**Data listing**.
-------
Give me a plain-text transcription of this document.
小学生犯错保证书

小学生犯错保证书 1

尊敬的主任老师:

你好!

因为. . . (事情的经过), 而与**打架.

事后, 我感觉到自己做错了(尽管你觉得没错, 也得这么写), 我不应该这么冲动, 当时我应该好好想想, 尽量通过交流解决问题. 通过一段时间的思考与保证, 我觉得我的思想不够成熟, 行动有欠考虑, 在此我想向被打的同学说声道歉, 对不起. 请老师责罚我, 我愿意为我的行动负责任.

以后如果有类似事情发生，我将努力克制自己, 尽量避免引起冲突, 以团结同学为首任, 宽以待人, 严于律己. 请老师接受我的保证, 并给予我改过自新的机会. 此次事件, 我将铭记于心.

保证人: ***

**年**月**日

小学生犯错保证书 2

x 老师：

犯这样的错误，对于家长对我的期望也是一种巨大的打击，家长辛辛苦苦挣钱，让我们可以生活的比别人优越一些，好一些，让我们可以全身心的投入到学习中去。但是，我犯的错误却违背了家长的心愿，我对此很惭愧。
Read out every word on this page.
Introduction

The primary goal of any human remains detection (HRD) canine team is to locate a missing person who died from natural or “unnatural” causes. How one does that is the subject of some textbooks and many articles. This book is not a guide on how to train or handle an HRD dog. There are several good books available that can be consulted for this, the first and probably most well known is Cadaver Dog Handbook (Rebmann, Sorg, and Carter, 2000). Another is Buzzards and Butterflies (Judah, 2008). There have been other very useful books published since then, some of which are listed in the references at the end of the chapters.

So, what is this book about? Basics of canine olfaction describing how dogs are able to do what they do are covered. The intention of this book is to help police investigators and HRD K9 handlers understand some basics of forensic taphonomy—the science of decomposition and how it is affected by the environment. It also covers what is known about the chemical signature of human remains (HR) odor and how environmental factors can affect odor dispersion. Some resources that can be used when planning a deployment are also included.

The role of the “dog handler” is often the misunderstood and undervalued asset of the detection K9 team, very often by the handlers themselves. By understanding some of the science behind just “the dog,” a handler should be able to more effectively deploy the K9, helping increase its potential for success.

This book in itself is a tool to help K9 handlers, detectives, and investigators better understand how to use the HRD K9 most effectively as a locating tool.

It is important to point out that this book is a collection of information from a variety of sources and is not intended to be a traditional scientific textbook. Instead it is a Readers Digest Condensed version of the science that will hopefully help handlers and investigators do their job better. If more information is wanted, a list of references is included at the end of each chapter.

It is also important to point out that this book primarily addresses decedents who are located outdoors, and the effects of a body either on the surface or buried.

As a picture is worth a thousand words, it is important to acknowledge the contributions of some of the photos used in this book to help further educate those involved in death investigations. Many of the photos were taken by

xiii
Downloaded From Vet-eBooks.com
-------
**Task to carry out**. From the entries above, extract every line where the word "known" appears.

**Reply to the task**.
The primary goal of any human remains detection (HRD) canine team is to locate a missing person who died from natural or “unnatural” causes. How one does that is the subject of some textbooks and many articles. This book is not a guide on how to train or handle an HRD dog. There are several good books available that can be consulted for this, the first and probably most well known is Cadaver Dog Handbook (Rebmann, Sorg, and Carter, 2000). Another is Buzzards and Butterflies (Judah, 2008). There have been other very useful books published since then, some of which are listed in the references at the end of the chapters.
So, what is this book about? Basics of canine olfaction describing how dogs are able to do what they do are covered. The intention of this book is to help police investigators and HRD K9 handlers understand some basics of forensic taphonomy—the science of decomposition and how it is affected by the environment. It also covers what is known about the chemical signature of human remains (HR) odor and how environmental factors can affect odor dispersion. Some resources that can be used when planning a deployment are also included.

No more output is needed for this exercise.